__EXERCISE DETAILS__:
Return the count of lines that hold the string "печатной", with no other words.
##### MATERIAL #####
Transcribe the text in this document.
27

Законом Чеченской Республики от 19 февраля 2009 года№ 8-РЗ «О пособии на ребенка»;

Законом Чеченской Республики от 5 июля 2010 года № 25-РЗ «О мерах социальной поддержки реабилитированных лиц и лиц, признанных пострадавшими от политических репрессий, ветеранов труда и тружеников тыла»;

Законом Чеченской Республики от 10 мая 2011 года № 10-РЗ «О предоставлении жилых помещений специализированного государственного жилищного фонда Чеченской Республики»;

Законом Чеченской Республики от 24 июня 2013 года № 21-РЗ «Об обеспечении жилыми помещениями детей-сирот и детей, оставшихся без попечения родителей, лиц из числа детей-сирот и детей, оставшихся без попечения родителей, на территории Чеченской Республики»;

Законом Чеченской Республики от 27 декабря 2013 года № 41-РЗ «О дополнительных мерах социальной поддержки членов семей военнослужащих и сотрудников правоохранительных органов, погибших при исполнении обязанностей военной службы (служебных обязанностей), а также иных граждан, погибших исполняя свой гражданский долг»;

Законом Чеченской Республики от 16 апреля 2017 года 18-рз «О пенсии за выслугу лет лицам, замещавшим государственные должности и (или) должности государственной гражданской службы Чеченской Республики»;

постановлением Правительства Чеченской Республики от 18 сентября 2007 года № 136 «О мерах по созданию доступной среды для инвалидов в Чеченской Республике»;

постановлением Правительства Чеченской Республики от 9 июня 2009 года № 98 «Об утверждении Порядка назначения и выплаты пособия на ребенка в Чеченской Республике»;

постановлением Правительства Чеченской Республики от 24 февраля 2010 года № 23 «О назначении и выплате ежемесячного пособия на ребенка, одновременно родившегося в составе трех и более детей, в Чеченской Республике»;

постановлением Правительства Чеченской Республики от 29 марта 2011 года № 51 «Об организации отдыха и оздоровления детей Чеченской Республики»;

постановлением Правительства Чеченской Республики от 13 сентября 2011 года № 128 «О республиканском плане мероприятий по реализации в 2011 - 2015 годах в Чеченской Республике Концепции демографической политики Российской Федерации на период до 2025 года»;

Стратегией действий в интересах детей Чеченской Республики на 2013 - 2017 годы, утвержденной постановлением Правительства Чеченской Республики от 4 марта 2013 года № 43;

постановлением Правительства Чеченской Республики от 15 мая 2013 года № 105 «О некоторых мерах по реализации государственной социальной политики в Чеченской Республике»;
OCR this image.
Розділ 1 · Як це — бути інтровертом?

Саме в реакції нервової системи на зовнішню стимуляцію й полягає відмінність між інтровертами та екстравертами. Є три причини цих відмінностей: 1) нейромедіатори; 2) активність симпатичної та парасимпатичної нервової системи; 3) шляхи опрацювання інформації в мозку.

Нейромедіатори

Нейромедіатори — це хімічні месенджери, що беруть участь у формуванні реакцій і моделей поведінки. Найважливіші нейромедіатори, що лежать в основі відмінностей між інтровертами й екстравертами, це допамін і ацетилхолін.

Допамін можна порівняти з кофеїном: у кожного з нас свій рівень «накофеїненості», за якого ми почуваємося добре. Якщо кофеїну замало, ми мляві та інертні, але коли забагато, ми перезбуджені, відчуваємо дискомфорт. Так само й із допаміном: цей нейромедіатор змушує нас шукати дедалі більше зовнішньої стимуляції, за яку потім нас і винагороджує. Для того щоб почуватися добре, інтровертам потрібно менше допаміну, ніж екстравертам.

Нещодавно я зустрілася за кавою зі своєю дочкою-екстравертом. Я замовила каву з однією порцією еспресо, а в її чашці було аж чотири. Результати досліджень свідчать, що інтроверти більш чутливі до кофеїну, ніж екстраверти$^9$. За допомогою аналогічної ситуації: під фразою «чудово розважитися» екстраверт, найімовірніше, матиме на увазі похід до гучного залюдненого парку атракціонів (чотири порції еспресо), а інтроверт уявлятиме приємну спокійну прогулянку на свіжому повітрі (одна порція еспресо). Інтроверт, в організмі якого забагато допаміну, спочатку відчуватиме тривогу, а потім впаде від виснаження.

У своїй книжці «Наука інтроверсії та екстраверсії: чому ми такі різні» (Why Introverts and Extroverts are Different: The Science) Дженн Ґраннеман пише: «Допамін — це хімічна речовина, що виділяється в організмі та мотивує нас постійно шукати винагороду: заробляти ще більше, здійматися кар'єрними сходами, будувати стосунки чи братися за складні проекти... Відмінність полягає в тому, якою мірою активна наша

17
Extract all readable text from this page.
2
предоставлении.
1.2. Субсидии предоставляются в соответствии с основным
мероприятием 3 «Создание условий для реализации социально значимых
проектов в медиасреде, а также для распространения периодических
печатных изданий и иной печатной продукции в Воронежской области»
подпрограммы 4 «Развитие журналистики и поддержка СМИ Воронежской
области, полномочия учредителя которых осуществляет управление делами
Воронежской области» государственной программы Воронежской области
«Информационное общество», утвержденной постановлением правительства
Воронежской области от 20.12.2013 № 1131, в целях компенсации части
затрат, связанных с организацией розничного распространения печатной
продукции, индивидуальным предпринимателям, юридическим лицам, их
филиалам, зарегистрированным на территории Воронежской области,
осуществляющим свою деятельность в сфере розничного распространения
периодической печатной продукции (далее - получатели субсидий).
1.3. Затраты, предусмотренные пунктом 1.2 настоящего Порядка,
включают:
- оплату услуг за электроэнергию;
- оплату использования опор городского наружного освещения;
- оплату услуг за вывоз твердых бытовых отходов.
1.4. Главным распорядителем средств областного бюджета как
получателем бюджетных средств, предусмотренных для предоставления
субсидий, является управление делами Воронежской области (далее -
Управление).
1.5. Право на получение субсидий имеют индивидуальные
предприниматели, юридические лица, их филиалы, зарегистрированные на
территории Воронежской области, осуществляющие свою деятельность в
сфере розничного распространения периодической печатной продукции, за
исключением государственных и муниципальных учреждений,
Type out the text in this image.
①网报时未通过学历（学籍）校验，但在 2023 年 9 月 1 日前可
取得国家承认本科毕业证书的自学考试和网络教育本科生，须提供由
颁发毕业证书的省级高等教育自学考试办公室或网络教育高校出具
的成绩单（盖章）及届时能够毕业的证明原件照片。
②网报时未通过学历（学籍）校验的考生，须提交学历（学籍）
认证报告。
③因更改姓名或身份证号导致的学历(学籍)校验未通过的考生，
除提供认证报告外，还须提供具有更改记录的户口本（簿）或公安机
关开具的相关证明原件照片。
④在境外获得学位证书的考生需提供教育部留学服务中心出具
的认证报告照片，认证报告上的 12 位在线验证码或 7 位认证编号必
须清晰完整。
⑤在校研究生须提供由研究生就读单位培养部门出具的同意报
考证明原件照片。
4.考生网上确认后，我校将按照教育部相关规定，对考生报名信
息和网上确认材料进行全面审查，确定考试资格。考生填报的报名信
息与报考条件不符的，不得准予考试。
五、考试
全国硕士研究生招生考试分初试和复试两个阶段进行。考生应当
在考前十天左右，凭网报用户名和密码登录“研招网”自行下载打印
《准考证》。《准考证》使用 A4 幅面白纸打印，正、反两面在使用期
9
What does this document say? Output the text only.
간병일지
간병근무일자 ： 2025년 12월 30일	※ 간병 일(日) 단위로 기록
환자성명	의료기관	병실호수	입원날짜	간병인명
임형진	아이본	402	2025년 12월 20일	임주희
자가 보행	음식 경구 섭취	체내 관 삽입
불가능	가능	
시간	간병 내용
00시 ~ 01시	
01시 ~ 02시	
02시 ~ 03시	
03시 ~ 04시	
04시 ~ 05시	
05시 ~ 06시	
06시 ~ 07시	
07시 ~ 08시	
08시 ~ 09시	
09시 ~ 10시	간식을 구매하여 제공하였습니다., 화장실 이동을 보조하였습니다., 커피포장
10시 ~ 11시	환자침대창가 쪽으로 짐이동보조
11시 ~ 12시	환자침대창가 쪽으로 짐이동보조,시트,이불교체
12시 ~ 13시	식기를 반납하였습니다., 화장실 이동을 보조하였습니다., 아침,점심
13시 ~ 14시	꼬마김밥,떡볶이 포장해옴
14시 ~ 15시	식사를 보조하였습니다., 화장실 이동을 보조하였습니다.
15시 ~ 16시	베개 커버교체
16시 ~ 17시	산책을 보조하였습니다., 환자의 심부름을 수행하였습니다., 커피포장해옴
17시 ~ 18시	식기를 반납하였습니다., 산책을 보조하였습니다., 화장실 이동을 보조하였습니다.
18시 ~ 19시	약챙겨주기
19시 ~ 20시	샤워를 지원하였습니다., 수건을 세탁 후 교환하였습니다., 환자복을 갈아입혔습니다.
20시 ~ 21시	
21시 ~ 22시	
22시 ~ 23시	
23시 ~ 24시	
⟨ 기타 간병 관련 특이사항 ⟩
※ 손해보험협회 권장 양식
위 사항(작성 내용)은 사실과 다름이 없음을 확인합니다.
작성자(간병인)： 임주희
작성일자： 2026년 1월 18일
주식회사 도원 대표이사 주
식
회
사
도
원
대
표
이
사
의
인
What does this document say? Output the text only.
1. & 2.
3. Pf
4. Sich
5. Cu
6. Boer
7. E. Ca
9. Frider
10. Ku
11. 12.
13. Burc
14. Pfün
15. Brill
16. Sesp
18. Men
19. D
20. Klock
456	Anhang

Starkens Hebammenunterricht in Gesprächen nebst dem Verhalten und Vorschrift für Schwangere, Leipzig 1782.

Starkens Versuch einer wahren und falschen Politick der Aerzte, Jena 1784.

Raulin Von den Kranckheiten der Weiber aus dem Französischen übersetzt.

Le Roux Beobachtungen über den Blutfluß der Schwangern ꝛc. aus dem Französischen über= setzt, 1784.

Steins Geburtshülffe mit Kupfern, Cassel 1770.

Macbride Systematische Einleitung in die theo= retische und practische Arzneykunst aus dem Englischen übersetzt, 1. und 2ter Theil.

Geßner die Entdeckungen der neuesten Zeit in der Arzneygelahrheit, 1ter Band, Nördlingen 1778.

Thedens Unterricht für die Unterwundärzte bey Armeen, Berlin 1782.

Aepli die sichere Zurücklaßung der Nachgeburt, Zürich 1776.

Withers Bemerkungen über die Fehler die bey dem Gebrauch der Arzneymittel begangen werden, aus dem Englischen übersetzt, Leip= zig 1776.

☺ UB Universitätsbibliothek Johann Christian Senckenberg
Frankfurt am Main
#####
__SOLVED EXERCISE__:
4